* **Given task**
Copy out the data exactly, leaving the pictures behind.
━━ Rows
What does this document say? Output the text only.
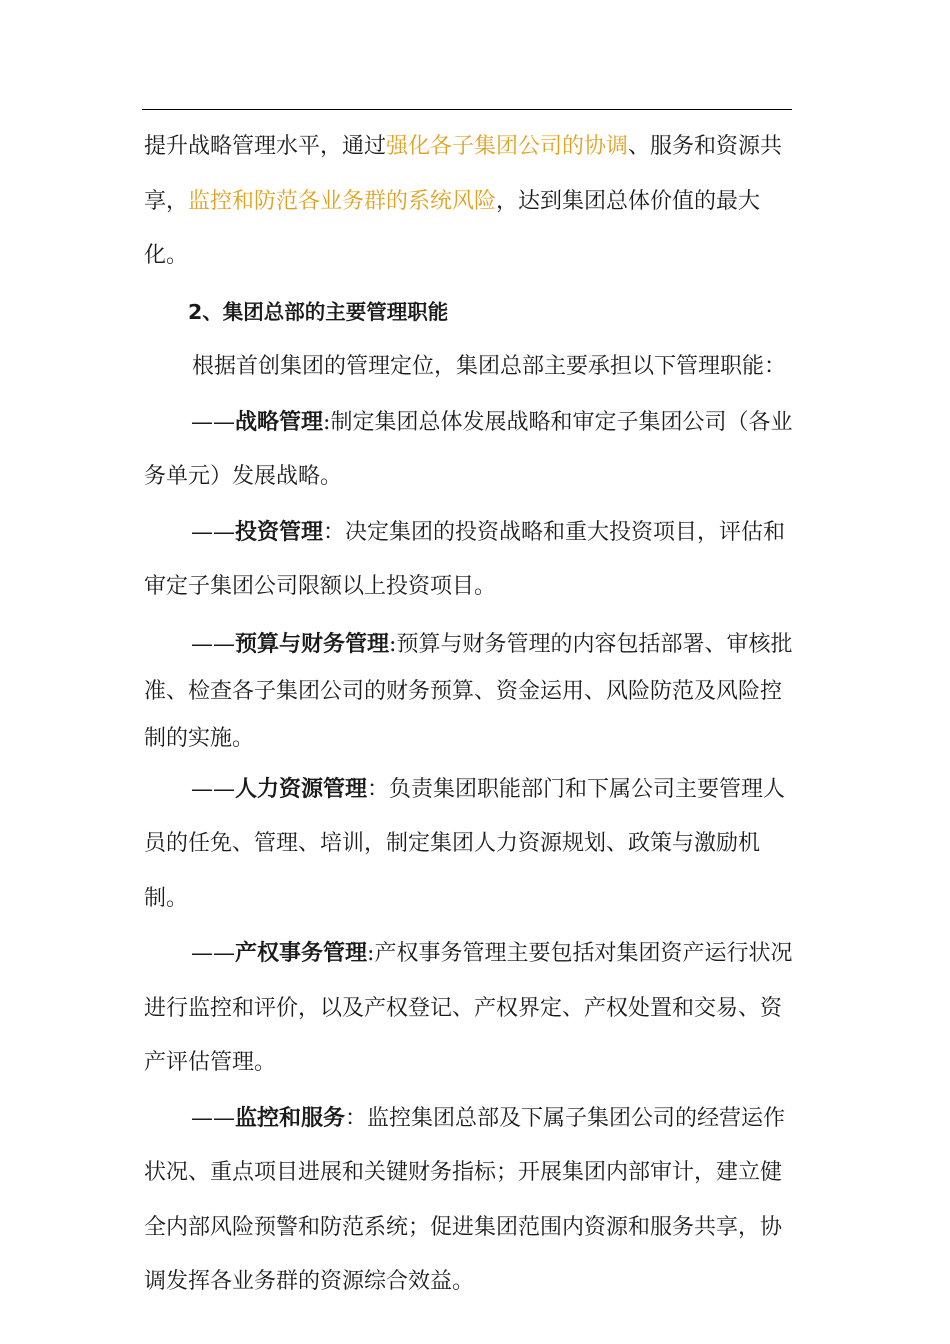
提升战略管理水平，通过强化各子集团公司的协调、服务和资源共享，监控和防范各业务群的系统风险，达到集团总体价值的最大化。

2、集团总部的主要管理职能

根据首创集团的管理定位，集团总部主要承担以下管理职能：

——战略管理:制定集团总体发展战略和审定子集团公司（各业务单元）发展战略。

——投资管理：决定集团的投资战略和重大投资项目，评估和审定子集团公司限额以上投资项目。

——预算与财务管理:预算与财务管理的内容包括部署、审核批准、检查各子集团公司的财务预算、资金运用、风险防范及风险控制的实施。

——人力资源管理：负责集团职能部门和下属公司主要管理人员的任免、管理、培训，制定集团人力资源规划、政策与激励机制。

——产权事务管理:产权事务管理主要包括对集团资产运行状况进行监控和评价，以及产权登记、产权界定、产权处置和交易、资产评估管理。

——监控和服务：监控集团总部及下属子集团公司的经营运作状况、重点项目进展和关键财务指标；开展集团内部审计，建立健全内部风险预警和防范系统；促进集团范围内资源和服务共享，协调发挥各业务群的资源综合效益。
━━━━
* **Full answer**
What does this document say? Output the text only.
提升战略管理水平，通过强化各子集团公司的协调、服务和资源共享，监控和防范各业务群的系统风险，达到集团总体价值的最大化。

2、集团总部的主要管理职能

根据首创集团的管理定位，集团总部主要承担以下管理职能：

——战略管理:制定集团总体发展战略和审定子集团公司（各业务单元）发展战略。

——投资管理：决定集团的投资战略和重大投资项目，评估和审定子集团公司限额以上投资项目。

——预算与财务管理:预算与财务管理的内容包括部署、审核批准、检查各子集团公司的财务预算、资金运用、风险防范及风险控制的实施。

——人力资源管理：负责集团职能部门和下属公司主要管理人员的任免、管理、培训，制定集团人力资源规划、政策与激励机制。

——产权事务管理:产权事务管理主要包括对集团资产运行状况进行监控和评价，以及产权登记、产权界定、产权处置和交易、资产评估管理。

——监控和服务：监控集团总部及下属子集团公司的经营运作状况、重点项目进展和关键财务指标；开展集团内部审计，建立健全内部风险预警和防范系统；促进集团范围内资源和服务共享，协调发挥各业务群的资源综合效益。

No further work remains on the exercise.